>>>>>
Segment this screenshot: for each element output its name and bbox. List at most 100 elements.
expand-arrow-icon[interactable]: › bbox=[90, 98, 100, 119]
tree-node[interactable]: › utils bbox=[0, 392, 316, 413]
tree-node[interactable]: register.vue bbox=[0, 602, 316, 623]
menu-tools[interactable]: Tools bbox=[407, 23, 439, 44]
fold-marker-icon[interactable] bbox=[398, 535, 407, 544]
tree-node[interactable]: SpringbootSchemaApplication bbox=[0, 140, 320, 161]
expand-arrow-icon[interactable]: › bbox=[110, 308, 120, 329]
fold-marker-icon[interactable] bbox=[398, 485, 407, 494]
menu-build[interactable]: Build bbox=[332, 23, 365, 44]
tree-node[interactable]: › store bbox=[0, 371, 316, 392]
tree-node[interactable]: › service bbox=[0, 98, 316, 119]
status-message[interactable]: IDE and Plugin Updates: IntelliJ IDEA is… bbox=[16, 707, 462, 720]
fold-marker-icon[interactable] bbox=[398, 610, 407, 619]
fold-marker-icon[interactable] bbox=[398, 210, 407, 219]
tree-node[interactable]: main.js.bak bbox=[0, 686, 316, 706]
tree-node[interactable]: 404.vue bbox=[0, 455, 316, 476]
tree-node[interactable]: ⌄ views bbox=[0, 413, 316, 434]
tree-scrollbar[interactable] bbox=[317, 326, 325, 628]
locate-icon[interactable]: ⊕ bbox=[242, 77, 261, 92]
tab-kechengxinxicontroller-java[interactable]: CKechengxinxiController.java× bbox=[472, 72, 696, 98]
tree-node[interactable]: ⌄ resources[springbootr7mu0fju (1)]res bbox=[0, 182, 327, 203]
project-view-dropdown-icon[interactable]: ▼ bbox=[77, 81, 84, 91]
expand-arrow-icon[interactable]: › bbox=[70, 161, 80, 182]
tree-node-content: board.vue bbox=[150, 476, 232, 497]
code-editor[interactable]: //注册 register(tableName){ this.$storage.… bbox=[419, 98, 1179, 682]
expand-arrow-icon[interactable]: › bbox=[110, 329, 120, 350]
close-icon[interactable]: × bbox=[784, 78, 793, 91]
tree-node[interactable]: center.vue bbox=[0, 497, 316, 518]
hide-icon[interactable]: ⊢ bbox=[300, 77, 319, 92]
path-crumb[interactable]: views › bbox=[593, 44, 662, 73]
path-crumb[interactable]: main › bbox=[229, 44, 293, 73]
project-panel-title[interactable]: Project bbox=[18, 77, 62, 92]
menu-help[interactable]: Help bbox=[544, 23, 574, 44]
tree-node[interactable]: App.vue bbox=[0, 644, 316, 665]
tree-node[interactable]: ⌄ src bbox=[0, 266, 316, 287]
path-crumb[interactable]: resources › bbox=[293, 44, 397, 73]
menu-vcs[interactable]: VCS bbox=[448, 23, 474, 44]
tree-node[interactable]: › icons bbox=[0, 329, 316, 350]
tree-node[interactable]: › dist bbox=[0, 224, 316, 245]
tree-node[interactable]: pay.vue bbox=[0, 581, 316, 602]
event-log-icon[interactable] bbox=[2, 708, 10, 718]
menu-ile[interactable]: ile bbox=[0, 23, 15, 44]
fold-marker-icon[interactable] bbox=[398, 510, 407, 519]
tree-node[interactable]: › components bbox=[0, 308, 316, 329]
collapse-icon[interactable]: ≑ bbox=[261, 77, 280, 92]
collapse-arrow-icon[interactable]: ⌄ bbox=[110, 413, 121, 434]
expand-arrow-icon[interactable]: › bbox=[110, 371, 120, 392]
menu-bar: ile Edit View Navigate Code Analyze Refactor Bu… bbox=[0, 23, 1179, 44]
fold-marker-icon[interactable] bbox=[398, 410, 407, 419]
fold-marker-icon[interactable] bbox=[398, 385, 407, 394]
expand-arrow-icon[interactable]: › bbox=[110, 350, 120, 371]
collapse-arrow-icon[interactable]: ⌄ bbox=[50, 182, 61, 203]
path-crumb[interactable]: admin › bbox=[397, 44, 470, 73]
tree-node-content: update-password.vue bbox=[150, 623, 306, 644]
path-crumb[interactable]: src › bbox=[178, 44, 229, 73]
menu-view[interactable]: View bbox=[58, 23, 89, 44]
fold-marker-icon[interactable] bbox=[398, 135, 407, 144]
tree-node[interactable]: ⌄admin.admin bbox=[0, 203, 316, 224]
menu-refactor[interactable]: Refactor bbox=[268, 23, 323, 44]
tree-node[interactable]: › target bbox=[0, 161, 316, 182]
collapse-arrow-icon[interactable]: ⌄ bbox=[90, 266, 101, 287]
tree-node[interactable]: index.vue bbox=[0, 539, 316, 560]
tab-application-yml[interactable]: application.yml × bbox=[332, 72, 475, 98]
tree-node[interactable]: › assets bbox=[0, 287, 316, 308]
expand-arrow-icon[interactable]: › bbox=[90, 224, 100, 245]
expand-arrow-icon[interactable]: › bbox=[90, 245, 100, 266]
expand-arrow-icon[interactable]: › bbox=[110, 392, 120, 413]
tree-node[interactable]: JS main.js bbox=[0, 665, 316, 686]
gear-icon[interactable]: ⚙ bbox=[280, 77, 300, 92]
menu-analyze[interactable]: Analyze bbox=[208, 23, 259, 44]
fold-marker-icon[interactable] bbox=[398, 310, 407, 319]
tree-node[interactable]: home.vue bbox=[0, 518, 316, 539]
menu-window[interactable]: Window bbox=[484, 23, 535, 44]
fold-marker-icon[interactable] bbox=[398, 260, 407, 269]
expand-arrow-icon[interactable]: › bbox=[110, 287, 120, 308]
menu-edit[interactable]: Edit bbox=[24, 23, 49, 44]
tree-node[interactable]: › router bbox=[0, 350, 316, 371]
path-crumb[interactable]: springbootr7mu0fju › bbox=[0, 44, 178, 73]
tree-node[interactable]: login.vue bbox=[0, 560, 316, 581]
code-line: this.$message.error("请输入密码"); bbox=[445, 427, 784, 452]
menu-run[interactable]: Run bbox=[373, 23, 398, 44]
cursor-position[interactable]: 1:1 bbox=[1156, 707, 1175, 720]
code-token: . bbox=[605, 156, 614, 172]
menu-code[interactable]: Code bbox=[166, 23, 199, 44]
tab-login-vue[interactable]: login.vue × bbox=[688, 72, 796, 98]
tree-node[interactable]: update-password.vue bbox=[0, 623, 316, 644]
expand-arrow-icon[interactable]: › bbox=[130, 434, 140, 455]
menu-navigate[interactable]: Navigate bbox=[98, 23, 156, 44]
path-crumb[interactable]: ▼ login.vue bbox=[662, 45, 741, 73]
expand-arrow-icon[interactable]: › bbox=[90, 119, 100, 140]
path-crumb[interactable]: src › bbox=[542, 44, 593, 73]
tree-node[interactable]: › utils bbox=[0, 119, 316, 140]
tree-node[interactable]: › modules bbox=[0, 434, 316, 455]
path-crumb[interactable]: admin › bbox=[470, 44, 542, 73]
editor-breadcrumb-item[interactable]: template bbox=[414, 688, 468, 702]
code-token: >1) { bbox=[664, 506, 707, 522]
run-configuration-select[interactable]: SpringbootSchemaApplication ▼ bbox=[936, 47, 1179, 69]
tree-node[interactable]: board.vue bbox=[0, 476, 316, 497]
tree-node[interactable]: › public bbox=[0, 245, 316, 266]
<<<<<
Stated exercise ▸ Pull out every line above that contains the string "admin", and treat uppercase and lowercase as different.

Solution for this task ▸
path-crumb[interactable]: admin › bbox=[397, 44, 470, 73]
tree-node[interactable]: ⌄admin.admin bbox=[0, 203, 316, 224]
path-crumb[interactable]: admin › bbox=[470, 44, 542, 73]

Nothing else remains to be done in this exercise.